Taking Exception

Michael Berenbaum

I spoke with John Roth yesterday friend to friend as the press release announcing his decision not to take the position as Director of the Center for Advanced Holocaust Studies was being prepared. I hoped he would have stuck it out. Not for Roth’s sake. As a tenured, chaired full-professor, Roth can tell the Museum, Washington and the Mort Klein’s Neal Shers, George Wills, and the self-righteous Congressmen of the world to savage whomever they want and can return home to teach classes, write books and work creatively in the field. He surely does not need this assault on his integrity and no one could blame him for walking away. His works will be read by students and scholars long after the columns of George Will and Neal Sher have been recycled into pulp.

I would have hoped that Roth would have taken the assignment for the Museum’s stake because John will make an excellent academic leader. He is a most decent man, a skilled organizer of academic efforts and a great defender of the integrity of the Holocaust memory and Jewishness of the Six Million.

• **Data provided**
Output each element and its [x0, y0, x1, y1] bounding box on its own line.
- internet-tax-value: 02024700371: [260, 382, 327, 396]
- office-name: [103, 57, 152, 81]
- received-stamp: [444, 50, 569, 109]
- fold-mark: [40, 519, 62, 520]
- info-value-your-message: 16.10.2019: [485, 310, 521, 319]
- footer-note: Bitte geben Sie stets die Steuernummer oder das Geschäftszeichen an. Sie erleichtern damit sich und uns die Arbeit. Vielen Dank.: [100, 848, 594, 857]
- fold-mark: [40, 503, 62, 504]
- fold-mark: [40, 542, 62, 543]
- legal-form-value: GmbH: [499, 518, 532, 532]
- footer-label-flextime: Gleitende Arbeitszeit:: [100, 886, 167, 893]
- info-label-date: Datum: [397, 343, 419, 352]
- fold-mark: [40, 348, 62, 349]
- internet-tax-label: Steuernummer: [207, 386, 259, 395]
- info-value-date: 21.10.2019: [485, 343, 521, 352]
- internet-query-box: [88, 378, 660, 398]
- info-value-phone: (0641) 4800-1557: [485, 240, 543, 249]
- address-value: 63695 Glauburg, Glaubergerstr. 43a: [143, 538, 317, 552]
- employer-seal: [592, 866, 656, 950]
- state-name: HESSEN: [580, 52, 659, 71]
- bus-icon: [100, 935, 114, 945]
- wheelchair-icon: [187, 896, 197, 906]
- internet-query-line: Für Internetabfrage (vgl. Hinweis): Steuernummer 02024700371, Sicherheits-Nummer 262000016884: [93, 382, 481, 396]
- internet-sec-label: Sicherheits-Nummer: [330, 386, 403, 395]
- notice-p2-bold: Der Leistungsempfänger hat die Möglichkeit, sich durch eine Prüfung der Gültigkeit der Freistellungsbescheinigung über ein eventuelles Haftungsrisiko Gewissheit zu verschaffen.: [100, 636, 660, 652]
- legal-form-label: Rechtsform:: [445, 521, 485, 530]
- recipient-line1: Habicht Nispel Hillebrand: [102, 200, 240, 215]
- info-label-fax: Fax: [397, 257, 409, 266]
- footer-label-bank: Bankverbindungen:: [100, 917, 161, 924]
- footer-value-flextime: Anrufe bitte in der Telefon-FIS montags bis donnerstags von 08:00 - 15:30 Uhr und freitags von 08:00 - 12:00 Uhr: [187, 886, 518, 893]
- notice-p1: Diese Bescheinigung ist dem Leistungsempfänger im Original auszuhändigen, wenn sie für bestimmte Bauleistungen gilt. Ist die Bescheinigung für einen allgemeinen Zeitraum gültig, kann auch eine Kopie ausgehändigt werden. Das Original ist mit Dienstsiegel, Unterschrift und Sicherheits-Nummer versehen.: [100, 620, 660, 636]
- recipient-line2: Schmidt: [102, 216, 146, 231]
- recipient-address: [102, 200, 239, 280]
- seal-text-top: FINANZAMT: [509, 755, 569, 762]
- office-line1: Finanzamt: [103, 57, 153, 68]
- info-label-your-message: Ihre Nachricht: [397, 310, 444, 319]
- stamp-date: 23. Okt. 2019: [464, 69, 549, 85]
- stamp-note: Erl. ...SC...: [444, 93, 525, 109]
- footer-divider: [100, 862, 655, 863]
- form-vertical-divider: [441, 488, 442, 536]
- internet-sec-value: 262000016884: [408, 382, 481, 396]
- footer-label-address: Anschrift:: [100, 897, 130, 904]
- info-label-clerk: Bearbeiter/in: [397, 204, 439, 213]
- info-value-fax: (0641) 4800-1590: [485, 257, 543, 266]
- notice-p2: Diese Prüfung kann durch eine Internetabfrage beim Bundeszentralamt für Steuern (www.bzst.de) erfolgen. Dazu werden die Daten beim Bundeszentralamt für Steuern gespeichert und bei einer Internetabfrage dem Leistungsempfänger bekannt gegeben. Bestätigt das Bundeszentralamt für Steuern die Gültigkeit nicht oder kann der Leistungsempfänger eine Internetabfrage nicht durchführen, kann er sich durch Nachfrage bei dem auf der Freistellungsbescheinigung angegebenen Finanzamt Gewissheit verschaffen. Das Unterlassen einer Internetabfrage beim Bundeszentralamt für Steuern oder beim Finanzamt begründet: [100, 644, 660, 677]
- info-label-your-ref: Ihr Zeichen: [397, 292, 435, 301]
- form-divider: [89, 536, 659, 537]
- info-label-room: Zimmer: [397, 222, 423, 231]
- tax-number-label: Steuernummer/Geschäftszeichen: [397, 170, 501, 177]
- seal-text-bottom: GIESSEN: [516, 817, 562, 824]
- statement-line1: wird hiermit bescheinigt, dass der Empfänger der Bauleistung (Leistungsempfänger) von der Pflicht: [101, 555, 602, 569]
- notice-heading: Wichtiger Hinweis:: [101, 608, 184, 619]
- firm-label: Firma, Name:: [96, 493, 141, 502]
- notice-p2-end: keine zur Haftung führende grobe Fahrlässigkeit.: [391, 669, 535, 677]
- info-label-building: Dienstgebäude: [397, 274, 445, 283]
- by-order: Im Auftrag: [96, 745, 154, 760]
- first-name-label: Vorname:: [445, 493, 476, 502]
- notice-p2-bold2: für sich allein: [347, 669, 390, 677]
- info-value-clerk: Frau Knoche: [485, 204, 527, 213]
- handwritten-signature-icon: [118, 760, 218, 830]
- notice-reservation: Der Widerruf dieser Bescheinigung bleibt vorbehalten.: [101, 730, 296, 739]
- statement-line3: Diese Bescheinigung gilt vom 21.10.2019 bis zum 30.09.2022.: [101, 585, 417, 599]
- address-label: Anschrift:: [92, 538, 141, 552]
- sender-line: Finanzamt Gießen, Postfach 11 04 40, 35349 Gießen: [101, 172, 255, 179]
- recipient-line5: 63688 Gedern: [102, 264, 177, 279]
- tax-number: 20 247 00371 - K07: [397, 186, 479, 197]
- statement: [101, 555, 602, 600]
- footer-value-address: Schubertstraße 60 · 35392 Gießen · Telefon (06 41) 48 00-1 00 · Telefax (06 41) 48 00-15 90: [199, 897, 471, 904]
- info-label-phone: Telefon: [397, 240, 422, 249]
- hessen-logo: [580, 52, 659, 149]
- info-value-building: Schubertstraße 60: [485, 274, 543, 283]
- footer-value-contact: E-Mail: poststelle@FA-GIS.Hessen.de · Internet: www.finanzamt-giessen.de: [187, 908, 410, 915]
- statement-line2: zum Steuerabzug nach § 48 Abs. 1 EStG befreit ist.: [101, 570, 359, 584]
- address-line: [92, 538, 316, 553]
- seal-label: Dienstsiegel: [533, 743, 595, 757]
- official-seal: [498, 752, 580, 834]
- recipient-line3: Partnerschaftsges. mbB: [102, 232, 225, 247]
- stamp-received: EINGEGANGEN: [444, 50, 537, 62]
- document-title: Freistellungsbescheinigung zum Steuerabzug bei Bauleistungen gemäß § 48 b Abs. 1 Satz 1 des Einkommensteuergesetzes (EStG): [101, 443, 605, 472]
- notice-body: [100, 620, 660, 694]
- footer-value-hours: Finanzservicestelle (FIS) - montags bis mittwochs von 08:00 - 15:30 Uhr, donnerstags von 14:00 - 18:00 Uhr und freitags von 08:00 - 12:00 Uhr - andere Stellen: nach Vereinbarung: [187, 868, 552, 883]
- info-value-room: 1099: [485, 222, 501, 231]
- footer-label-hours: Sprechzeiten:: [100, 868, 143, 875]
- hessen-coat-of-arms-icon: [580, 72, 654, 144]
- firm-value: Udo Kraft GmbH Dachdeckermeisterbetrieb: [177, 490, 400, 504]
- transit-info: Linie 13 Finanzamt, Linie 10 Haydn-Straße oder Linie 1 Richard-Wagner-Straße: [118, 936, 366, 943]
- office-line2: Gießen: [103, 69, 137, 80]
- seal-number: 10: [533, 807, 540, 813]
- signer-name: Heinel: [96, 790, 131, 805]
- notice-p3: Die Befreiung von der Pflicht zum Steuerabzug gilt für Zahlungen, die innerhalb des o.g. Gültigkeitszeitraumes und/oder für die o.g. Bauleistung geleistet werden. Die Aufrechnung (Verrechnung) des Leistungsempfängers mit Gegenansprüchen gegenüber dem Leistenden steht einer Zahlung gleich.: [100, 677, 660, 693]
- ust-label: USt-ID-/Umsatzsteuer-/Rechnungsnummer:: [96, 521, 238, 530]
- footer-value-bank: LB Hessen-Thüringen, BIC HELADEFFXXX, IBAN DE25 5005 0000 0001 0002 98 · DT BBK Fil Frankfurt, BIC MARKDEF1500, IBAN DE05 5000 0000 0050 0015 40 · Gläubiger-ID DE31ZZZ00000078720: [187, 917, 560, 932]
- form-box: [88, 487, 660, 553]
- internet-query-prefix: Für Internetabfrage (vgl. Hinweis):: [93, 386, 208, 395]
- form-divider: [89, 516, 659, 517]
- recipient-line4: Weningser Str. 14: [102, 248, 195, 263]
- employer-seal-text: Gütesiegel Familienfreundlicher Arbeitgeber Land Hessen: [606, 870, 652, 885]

• **Goals**
• A. According to the John Roth essay, what position did Roth decide not to take?
• B. List the things the John Roth essay says Roth can return home to do.
• C. Please continue the John Roth essay from its last sentence.

• **Expected results**
• A. Director of the Center for Advanced Holocaust Studies.

• B. Teach classes, write books, and work creatively in the field.

• C.
And above all, I would have hoped that he stays for the sake of the Jewish community because when Roth walked away indecency and falsehood triumphed and we would have to continue to live in a Jewish community shaped by character assassination and quiescent to such false assaults.

I wonder are we so confident that the Jewish people have so many friends that we can afford to portray one of the Jewish people’s most informed, most effective, most scholarly and most gifted friends. Does not elementary fairness indicate that we consider the work of a lifetime. It is neither wise nor fair to draw John Roth into internecine fights Jewish politics and the ongoing battle against the Museum.

Neal Sher is my friend. I respect the important work that he did as head of the Office of Special Investigation. I trust that he will remain my friend. Perhaps this column will cost us a friendship. Nevertheless, I still must strongly dissent from his column of June 18th which is but the latest example of a smear campaign seemingly directed against John Roth, then Director Designee of the Center for Advanced Holocaust Studies at the United States Holocaust Memorial Museum.

As Sher makes clear, and as the Forward made so clear in its ongoing assault against the Museum, Roth is not the target of the story, but merely a pawn in the latest of attacks against Holocaust Council Chairman Miles Lerman following the dismissal of former Museum Director Walter Reich.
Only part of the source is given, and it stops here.